### What to do
Reproduce all the entries precisely.

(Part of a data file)
——————————
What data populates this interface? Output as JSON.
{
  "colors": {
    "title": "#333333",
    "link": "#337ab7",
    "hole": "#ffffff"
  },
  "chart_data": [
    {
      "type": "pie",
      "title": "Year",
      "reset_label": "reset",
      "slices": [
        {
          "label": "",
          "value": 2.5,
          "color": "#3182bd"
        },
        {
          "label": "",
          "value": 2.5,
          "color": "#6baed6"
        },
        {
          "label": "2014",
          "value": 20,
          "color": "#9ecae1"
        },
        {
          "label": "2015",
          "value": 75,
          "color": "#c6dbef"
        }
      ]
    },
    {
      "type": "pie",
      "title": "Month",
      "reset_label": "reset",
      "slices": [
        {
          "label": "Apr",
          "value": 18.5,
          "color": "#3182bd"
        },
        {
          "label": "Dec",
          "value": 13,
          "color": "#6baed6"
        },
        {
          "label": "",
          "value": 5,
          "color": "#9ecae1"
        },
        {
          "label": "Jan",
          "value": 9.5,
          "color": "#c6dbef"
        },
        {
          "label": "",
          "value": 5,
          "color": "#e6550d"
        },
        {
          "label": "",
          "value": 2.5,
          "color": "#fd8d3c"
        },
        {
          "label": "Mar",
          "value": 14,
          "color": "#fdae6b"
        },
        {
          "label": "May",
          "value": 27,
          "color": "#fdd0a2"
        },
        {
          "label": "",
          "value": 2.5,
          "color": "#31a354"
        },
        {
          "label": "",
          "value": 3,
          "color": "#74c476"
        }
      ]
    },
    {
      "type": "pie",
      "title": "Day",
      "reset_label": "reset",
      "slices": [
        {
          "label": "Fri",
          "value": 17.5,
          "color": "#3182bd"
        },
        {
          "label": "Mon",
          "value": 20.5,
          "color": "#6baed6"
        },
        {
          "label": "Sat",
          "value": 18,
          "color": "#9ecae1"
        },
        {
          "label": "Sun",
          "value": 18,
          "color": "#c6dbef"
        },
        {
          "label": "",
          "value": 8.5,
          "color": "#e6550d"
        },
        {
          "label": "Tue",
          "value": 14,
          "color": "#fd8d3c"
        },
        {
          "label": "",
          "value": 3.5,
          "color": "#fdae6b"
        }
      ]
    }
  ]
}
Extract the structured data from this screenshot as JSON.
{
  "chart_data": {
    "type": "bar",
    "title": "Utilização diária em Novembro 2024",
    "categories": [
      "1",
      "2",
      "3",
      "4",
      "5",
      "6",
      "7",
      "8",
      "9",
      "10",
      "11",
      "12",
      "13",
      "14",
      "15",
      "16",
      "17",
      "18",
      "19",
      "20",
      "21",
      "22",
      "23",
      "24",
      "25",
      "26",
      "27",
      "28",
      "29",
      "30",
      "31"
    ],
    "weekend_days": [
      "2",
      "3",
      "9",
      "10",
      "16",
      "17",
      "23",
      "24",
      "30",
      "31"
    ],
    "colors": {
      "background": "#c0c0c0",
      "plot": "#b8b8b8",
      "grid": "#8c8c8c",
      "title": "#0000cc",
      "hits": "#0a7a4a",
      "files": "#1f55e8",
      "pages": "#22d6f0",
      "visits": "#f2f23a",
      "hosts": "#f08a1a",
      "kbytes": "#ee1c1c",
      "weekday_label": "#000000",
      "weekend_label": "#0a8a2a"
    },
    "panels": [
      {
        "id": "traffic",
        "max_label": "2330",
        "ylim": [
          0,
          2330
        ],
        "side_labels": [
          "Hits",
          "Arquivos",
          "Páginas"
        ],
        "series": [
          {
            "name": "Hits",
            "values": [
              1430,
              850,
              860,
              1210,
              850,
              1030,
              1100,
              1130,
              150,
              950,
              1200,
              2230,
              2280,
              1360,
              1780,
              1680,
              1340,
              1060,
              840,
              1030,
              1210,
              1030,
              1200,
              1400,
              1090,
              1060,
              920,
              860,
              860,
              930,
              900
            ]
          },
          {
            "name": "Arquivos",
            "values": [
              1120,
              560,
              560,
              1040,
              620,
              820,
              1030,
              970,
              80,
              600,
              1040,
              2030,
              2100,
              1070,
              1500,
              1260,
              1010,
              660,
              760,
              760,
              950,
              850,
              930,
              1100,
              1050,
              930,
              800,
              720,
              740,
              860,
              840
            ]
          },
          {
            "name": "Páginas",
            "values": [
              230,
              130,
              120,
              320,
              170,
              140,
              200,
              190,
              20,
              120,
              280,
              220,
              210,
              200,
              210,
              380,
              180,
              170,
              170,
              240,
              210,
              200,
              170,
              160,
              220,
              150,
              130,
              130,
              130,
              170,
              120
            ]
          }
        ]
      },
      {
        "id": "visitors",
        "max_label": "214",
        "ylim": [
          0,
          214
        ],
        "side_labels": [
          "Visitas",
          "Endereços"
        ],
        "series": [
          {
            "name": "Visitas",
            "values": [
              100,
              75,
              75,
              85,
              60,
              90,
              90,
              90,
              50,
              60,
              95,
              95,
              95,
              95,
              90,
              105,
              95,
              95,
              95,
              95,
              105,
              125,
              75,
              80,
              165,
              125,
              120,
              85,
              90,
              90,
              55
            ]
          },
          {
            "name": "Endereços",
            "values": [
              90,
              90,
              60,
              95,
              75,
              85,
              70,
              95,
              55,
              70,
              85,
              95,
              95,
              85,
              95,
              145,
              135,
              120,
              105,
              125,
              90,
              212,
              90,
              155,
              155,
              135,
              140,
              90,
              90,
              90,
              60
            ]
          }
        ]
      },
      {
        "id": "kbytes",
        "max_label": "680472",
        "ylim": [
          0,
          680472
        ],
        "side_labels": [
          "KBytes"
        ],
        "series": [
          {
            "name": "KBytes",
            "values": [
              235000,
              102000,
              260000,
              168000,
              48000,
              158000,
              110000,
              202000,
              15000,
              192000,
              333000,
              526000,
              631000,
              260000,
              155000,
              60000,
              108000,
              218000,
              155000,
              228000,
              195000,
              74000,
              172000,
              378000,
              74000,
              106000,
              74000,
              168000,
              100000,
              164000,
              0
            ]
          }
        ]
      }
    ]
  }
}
——————————
### Problem solution
What data populates this interface? Output as JSON.
{
  "colors": {
    "title": "#333333",
    "link": "#337ab7",
    "hole": "#ffffff"
  },
  "chart_data": [
    {
      "type": "pie",
      "title": "Year",
      "reset_label": "reset",
      "slices": [
        {
          "label": "",
          "value": 2.5,
          "color": "#3182bd"
        },
        {
          "label": "",
          "value": 2.5,
          "color": "#6baed6"
        },
        {
          "label": "2014",
          "value": 20,
          "color": "#9ecae1"
        },
        {
          "label": "2015",
          "value": 75,
          "color": "#c6dbef"
        }
      ]
    },
    {
      "type": "pie",
      "title": "Month",
      "reset_label": "reset",
      "slices": [
        {
          "label": "Apr",
          "value": 18.5,
          "color": "#3182bd"
        },
        {
          "label": "Dec",
          "value": 13,
          "color": "#6baed6"
        },
        {
          "label": "",
          "value": 5,
          "color": "#9ecae1"
        },
        {
          "label": "Jan",
          "value": 9.5,
          "color": "#c6dbef"
        },
        {
          "label": "",
          "value": 5,
          "color": "#e6550d"
        },
        {
          "label": "",
          "value": 2.5,
          "color": "#fd8d3c"
        },
        {
          "label": "Mar",
          "value": 14,
          "color": "#fdae6b"
        },
        {
          "label": "May",
          "value": 27,
          "color": "#fdd0a2"
        },
        {
          "label": "",
          "value": 2.5,
          "color": "#31a354"
        },
        {
          "label": "",
          "value": 3,
          "color": "#74c476"
        }
      ]
    },
    {
      "type": "pie",
      "title": "Day",
      "reset_label": "reset",
      "slices": [
        {
          "label": "Fri",
          "value": 17.5,
          "color": "#3182bd"
        },
        {
          "label": "Mon",
          "value": 20.5,
          "color": "#6baed6"
        },
        {
          "label": "Sat",
          "value": 18,
          "color": "#9ecae1"
        },
        {
          "label": "Sun",
          "value": 18,
          "color": "#c6dbef"
        },
        {
          "label": "",
          "value": 8.5,
          "color": "#e6550d"
        },
        {
          "label": "Tue",
          "value": 14,
          "color": "#fd8d3c"
        },
        {
          "label": "",
          "value": 3.5,
          "color": "#fdae6b"
        }
      ]
    }
  ]
}
Extract the structured data from this screenshot as JSON.
{
  "chart_data": {
    "type": "bar",
    "title": "Utilização diária em Novembro 2024",
    "categories": [
      "1",
      "2",
      "3",
      "4",
      "5",
      "6",
      "7",
      "8",
      "9",
      "10",
      "11",
      "12",
      "13",
      "14",
      "15",
      "16",
      "17",
      "18",
      "19",
      "20",
      "21",
      "22",
      "23",
      "24",
      "25",
      "26",
      "27",
      "28",
      "29",
      "30",
      "31"
    ],
    "weekend_days": [
      "2",
      "3",
      "9",
      "10",
      "16",
      "17",
      "23",
      "24",
      "30",
      "31"
    ],
    "colors": {
      "background": "#c0c0c0",
      "plot": "#b8b8b8",
      "grid": "#8c8c8c",
      "title": "#0000cc",
      "hits": "#0a7a4a",
      "files": "#1f55e8",
      "pages": "#22d6f0",
      "visits": "#f2f23a",
      "hosts": "#f08a1a",
      "kbytes": "#ee1c1c",
      "weekday_label": "#000000",
      "weekend_label": "#0a8a2a"
    },
    "panels": [
      {
        "id": "traffic",
        "max_label": "2330",
        "ylim": [
          0,
          2330
        ],
        "side_labels": [
          "Hits",
          "Arquivos",
          "Páginas"
        ],
        "series": [
          {
            "name": "Hits",
            "values": [
              1430,
              850,
              860,
              1210,
              850,
              1030,
              1100,
              1130,
              150,
              950,
              1200,
              2230,
              2280,
              1360,
              1780,
              1680,
              1340,
              1060,
              840,
              1030,
              1210,
              1030,
              1200,
              1400,
              1090,
              1060,
              920,
              860,
              860,
              930,
              900
            ]
          },
          {
            "name": "Arquivos",
            "values": [
              1120,
              560,
              560,
              1040,
              620,
              820,
              1030,
              970,
              80,
              600,
              1040,
              2030,
              2100,
              1070,
              1500,
              1260,
              1010,
              660,
              760,
              760,
              950,
              850,
              930,
              1100,
              1050,
              930,
              800,
              720,
              740,
              860,
              840
            ]
          },
          {
            "name": "Páginas",
            "values": [
              230,
              130,
              120,
              320,
              170,
              140,
              200,
              190,
              20,
              120,
              280,
              220,
              210,
              200,
              210,
              380,
              180,
              170,
              170,
              240,
              210,
              200,
              170,
              160,
              220,
              150,
              130,
              130,
              130,
              170,
              120
            ]
          }
        ]
      },
      {
        "id": "visitors",
        "max_label": "214",
        "ylim": [
          0,
          214
        ],
        "side_labels": [
          "Visitas",
          "Endereços"
        ],
        "series": [
          {
            "name": "Visitas",
            "values": [
              100,
              75,
              75,
              85,
              60,
              90,
              90,
              90,
              50,
              60,
              95,
              95,
              95,
              95,
              90,
              105,
              95,
              95,
              95,
              95,
              105,
              125,
              75,
              80,
              165,
              125,
              120,
              85,
              90,
              90,
              55
            ]
          },
          {
            "name": "Endereços",
            "values": [
              90,
              90,
              60,
              95,
              75,
              85,
              70,
              95,
              55,
              70,
              85,
              95,
              95,
              85,
              95,
              145,
              135,
              120,
              105,
              125,
              90,
              212,
              90,
              155,
              155,
              135,
              140,
              90,
              90,
              90,
              60
            ]
          }
        ]
      },
      {
        "id": "kbytes",
        "max_label": "680472",
        "ylim": [
          0,
          680472
        ],
        "side_labels": [
          "KBytes"
        ],
        "series": [
          {
            "name": "KBytes",
            "values": [
              235000,
              102000,
              260000,
              168000,
              48000,
              158000,
              110000,
              202000,
              15000,
              192000,
              333000,
              526000,
              631000,
              260000,
              155000,
              60000,
              108000,
              218000,
              155000,
              228000,
              195000,
              74000,
              172000,
              378000,
              74000,
              106000,
              74000,
              168000,
              100000,
              164000,
              0
            ]
          }
        ]
      }
    ]
  }
}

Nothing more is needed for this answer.